Task material -
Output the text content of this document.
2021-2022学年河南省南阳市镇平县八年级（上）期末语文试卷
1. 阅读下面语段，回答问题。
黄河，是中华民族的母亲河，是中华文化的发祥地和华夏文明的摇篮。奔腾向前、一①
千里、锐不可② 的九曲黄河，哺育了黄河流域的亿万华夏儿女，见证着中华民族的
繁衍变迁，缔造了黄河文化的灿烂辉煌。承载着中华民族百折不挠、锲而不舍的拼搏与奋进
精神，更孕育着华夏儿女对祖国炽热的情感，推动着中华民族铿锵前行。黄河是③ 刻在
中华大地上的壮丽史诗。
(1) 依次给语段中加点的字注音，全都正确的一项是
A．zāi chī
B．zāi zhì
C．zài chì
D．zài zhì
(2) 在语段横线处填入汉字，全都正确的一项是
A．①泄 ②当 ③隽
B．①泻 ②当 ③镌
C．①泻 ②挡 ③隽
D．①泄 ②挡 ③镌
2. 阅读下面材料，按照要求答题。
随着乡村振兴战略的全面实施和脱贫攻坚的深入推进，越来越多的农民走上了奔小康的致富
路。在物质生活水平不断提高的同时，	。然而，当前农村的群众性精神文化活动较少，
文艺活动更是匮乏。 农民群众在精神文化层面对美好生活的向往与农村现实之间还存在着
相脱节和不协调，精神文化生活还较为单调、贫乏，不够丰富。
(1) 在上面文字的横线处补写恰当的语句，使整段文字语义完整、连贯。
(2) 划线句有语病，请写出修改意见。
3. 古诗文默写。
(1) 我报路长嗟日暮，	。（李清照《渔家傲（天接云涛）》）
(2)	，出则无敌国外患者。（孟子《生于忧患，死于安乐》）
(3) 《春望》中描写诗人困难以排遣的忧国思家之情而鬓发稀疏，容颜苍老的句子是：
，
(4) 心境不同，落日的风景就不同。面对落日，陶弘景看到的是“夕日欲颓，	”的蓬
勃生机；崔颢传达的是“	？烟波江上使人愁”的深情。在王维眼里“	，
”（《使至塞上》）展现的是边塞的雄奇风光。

What you will do - Go through the listing above and restate it word for word.

Task response -
Output the text content of this document.
2021-2022学年河南省南阳市镇平县八年级（上）期末语文试卷
1. 阅读下面语段，回答问题。
黄河，是中华民族的母亲河，是中华文化的发祥地和华夏文明的摇篮。奔腾向前、一①
千里、锐不可② 的九曲黄河，哺育了黄河流域的亿万华夏儿女，见证着中华民族的
繁衍变迁，缔造了黄河文化的灿烂辉煌。承载着中华民族百折不挠、锲而不舍的拼搏与奋进
精神，更孕育着华夏儿女对祖国炽热的情感，推动着中华民族铿锵前行。黄河是③ 刻在
中华大地上的壮丽史诗。
(1) 依次给语段中加点的字注音，全都正确的一项是
A．zāi chī
B．zāi zhì
C．zài chì
D．zài zhì
(2) 在语段横线处填入汉字，全都正确的一项是
A．①泄 ②当 ③隽
B．①泻 ②当 ③镌
C．①泻 ②挡 ③隽
D．①泄 ②挡 ③镌
2. 阅读下面材料，按照要求答题。
随着乡村振兴战略的全面实施和脱贫攻坚的深入推进，越来越多的农民走上了奔小康的致富
路。在物质生活水平不断提高的同时，	。然而，当前农村的群众性精神文化活动较少，
文艺活动更是匮乏。 农民群众在精神文化层面对美好生活的向往与农村现实之间还存在着
相脱节和不协调，精神文化生活还较为单调、贫乏，不够丰富。
(1) 在上面文字的横线处补写恰当的语句，使整段文字语义完整、连贯。
(2) 划线句有语病，请写出修改意见。
3. 古诗文默写。
(1) 我报路长嗟日暮，	。（李清照《渔家傲（天接云涛）》）
(2)	，出则无敌国外患者。（孟子《生于忧患，死于安乐》）
(3) 《春望》中描写诗人困难以排遣的忧国思家之情而鬓发稀疏，容颜苍老的句子是：
，
(4) 心境不同，落日的风景就不同。面对落日，陶弘景看到的是“夕日欲颓，	”的蓬
勃生机；崔颢传达的是“	？烟波江上使人愁”的深情。在王维眼里“	，
”（《使至塞上》）展现的是边塞的雄奇风光。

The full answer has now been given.